§ Exercise
Could you write out every entry exactly as it stands?

================

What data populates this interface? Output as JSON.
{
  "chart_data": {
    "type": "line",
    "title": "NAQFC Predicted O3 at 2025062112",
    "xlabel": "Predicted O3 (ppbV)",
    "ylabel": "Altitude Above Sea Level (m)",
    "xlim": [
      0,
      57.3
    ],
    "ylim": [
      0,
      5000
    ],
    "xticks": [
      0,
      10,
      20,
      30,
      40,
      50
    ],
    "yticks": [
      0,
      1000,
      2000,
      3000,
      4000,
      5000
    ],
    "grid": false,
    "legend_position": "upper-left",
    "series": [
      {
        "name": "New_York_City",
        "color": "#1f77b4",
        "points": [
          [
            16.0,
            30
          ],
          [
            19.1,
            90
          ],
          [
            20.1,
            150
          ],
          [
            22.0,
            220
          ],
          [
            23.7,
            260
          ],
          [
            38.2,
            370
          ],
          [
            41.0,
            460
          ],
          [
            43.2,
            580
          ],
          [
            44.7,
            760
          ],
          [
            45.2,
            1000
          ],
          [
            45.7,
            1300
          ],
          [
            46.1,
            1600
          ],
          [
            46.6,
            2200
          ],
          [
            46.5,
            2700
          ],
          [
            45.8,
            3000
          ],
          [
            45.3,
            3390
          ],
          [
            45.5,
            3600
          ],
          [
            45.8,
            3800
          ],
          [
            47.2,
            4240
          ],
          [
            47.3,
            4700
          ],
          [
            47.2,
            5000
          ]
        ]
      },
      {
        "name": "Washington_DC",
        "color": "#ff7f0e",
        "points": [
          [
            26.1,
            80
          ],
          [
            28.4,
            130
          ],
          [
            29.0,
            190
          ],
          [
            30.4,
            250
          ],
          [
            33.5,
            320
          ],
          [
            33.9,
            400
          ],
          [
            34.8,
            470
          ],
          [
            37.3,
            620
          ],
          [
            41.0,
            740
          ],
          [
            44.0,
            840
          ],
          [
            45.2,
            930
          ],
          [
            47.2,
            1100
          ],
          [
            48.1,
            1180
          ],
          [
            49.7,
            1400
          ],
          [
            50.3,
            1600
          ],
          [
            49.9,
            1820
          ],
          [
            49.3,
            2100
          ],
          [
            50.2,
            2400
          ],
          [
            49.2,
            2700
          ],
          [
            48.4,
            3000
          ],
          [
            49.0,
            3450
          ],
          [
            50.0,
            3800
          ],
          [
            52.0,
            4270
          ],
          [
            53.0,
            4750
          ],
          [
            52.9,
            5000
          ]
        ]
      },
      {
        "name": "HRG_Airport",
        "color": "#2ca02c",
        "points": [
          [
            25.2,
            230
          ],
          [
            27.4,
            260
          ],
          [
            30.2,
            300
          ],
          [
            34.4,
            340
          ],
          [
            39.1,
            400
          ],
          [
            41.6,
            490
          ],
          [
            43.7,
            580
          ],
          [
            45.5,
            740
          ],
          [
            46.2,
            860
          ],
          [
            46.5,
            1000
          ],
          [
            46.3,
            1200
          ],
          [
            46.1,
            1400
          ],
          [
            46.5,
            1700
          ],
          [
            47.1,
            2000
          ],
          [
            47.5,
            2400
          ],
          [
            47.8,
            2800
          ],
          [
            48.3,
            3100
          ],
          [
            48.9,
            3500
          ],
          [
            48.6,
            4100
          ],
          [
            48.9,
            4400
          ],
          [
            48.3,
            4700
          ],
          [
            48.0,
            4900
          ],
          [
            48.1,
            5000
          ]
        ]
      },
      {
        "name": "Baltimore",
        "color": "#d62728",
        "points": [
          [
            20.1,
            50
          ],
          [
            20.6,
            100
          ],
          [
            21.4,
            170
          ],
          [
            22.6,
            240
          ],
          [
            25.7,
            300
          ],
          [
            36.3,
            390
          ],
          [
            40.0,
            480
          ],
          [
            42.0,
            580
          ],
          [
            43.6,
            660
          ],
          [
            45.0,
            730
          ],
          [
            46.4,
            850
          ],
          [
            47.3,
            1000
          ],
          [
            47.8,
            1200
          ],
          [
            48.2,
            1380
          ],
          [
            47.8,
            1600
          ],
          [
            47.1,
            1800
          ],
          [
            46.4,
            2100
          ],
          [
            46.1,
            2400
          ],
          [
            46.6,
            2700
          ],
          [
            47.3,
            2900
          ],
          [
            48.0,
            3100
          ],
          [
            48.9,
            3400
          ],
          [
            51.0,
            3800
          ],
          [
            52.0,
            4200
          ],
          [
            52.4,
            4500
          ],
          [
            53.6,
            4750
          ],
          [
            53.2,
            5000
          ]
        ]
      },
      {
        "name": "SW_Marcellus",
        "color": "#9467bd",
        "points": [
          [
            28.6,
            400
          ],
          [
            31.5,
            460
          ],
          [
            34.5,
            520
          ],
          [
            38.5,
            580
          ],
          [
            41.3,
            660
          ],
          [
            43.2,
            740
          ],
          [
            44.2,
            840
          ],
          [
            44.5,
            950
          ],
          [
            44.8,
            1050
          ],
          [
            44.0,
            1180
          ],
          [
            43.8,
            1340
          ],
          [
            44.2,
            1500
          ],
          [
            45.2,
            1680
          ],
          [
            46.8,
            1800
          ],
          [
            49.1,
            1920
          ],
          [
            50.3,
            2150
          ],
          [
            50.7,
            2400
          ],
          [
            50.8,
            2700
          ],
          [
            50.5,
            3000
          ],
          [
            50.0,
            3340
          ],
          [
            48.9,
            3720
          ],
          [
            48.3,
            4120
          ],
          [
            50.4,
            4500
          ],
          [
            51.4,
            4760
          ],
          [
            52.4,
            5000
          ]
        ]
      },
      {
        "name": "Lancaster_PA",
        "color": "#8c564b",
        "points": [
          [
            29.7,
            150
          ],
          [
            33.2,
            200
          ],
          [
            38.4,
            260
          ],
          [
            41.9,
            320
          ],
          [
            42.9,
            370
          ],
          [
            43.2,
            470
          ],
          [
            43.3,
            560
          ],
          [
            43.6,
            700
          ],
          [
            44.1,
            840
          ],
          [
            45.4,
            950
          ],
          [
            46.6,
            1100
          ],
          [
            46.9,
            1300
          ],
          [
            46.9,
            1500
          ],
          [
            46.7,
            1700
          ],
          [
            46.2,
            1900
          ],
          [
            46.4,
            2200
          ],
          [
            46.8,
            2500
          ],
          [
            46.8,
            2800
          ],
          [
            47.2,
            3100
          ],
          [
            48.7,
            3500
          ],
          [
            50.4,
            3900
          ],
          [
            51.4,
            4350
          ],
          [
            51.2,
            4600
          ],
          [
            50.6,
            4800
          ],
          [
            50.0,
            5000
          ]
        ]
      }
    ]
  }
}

================

§ Worked answer
What data populates this interface? Output as JSON.
{
  "chart_data": {
    "type": "line",
    "title": "NAQFC Predicted O3 at 2025062112",
    "xlabel": "Predicted O3 (ppbV)",
    "ylabel": "Altitude Above Sea Level (m)",
    "xlim": [
      0,
      57.3
    ],
    "ylim": [
      0,
      5000
    ],
    "xticks": [
      0,
      10,
      20,
      30,
      40,
      50
    ],
    "yticks": [
      0,
      1000,
      2000,
      3000,
      4000,
      5000
    ],
    "grid": false,
    "legend_position": "upper-left",
    "series": [
      {
        "name": "New_York_City",
        "color": "#1f77b4",
        "points": [
          [
            16.0,
            30
          ],
          [
            19.1,
            90
          ],
          [
            20.1,
            150
          ],
          [
            22.0,
            220
          ],
          [
            23.7,
            260
          ],
          [
            38.2,
            370
          ],
          [
            41.0,
            460
          ],
          [
            43.2,
            580
          ],
          [
            44.7,
            760
          ],
          [
            45.2,
            1000
          ],
          [
            45.7,
            1300
          ],
          [
            46.1,
            1600
          ],
          [
            46.6,
            2200
          ],
          [
            46.5,
            2700
          ],
          [
            45.8,
            3000
          ],
          [
            45.3,
            3390
          ],
          [
            45.5,
            3600
          ],
          [
            45.8,
            3800
          ],
          [
            47.2,
            4240
          ],
          [
            47.3,
            4700
          ],
          [
            47.2,
            5000
          ]
        ]
      },
      {
        "name": "Washington_DC",
        "color": "#ff7f0e",
        "points": [
          [
            26.1,
            80
          ],
          [
            28.4,
            130
          ],
          [
            29.0,
            190
          ],
          [
            30.4,
            250
          ],
          [
            33.5,
            320
          ],
          [
            33.9,
            400
          ],
          [
            34.8,
            470
          ],
          [
            37.3,
            620
          ],
          [
            41.0,
            740
          ],
          [
            44.0,
            840
          ],
          [
            45.2,
            930
          ],
          [
            47.2,
            1100
          ],
          [
            48.1,
            1180
          ],
          [
            49.7,
            1400
          ],
          [
            50.3,
            1600
          ],
          [
            49.9,
            1820
          ],
          [
            49.3,
            2100
          ],
          [
            50.2,
            2400
          ],
          [
            49.2,
            2700
          ],
          [
            48.4,
            3000
          ],
          [
            49.0,
            3450
          ],
          [
            50.0,
            3800
          ],
          [
            52.0,
            4270
          ],
          [
            53.0,
            4750
          ],
          [
            52.9,
            5000
          ]
        ]
      },
      {
        "name": "HRG_Airport",
        "color": "#2ca02c",
        "points": [
          [
            25.2,
            230
          ],
          [
            27.4,
            260
          ],
          [
            30.2,
            300
          ],
          [
            34.4,
            340
          ],
          [
            39.1,
            400
          ],
          [
            41.6,
            490
          ],
          [
            43.7,
            580
          ],
          [
            45.5,
            740
          ],
          [
            46.2,
            860
          ],
          [
            46.5,
            1000
          ],
          [
            46.3,
            1200
          ],
          [
            46.1,
            1400
          ],
          [
            46.5,
            1700
          ],
          [
            47.1,
            2000
          ],
          [
            47.5,
            2400
          ],
          [
            47.8,
            2800
          ],
          [
            48.3,
            3100
          ],
          [
            48.9,
            3500
          ],
          [
            48.6,
            4100
          ],
          [
            48.9,
            4400
          ],
          [
            48.3,
            4700
          ],
          [
            48.0,
            4900
          ],
          [
            48.1,
            5000
          ]
        ]
      },
      {
        "name": "Baltimore",
        "color": "#d62728",
        "points": [
          [
            20.1,
            50
          ],
          [
            20.6,
            100
          ],
          [
            21.4,
            170
          ],
          [
            22.6,
            240
          ],
          [
            25.7,
            300
          ],
          [
            36.3,
            390
          ],
          [
            40.0,
            480
          ],
          [
            42.0,
            580
          ],
          [
            43.6,
            660
          ],
          [
            45.0,
            730
          ],
          [
            46.4,
            850
          ],
          [
            47.3,
            1000
          ],
          [
            47.8,
            1200
          ],
          [
            48.2,
            1380
          ],
          [
            47.8,
            1600
          ],
          [
            47.1,
            1800
          ],
          [
            46.4,
            2100
          ],
          [
            46.1,
            2400
          ],
          [
            46.6,
            2700
          ],
          [
            47.3,
            2900
          ],
          [
            48.0,
            3100
          ],
          [
            48.9,
            3400
          ],
          [
            51.0,
            3800
          ],
          [
            52.0,
            4200
          ],
          [
            52.4,
            4500
          ],
          [
            53.6,
            4750
          ],
          [
            53.2,
            5000
          ]
        ]
      },
      {
        "name": "SW_Marcellus",
        "color": "#9467bd",
        "points": [
          [
            28.6,
            400
          ],
          [
            31.5,
            460
          ],
          [
            34.5,
            520
          ],
          [
            38.5,
            580
          ],
          [
            41.3,
            660
          ],
          [
            43.2,
            740
          ],
          [
            44.2,
            840
          ],
          [
            44.5,
            950
          ],
          [
            44.8,
            1050
          ],
          [
            44.0,
            1180
          ],
          [
            43.8,
            1340
          ],
          [
            44.2,
            1500
          ],
          [
            45.2,
            1680
          ],
          [
            46.8,
            1800
          ],
          [
            49.1,
            1920
          ],
          [
            50.3,
            2150
          ],
          [
            50.7,
            2400
          ],
          [
            50.8,
            2700
          ],
          [
            50.5,
            3000
          ],
          [
            50.0,
            3340
          ],
          [
            48.9,
            3720
          ],
          [
            48.3,
            4120
          ],
          [
            50.4,
            4500
          ],
          [
            51.4,
            4760
          ],
          [
            52.4,
            5000
          ]
        ]
      },
      {
        "name": "Lancaster_PA",
        "color": "#8c564b",
        "points": [
          [
            29.7,
            150
          ],
          [
            33.2,
            200
          ],
          [
            38.4,
            260
          ],
          [
            41.9,
            320
          ],
          [
            42.9,
            370
          ],
          [
            43.2,
            470
          ],
          [
            43.3,
            560
          ],
          [
            43.6,
            700
          ],
          [
            44.1,
            840
          ],
          [
            45.4,
            950
          ],
          [
            46.6,
            1100
          ],
          [
            46.9,
            1300
          ],
          [
            46.9,
            1500
          ],
          [
            46.7,
            1700
          ],
          [
            46.2,
            1900
          ],
          [
            46.4,
            2200
          ],
          [
            46.8,
            2500
          ],
          [
            46.8,
            2800
          ],
          [
            47.2,
            3100
          ],
          [
            48.7,
            3500
          ],
          [
            50.4,
            3900
          ],
          [
            51.4,
            4350
          ],
          [
            51.2,
            4600
          ],
          [
            50.6,
            4800
          ],
          [
            50.0,
            5000
          ]
        ]
      }
    ]
  }
}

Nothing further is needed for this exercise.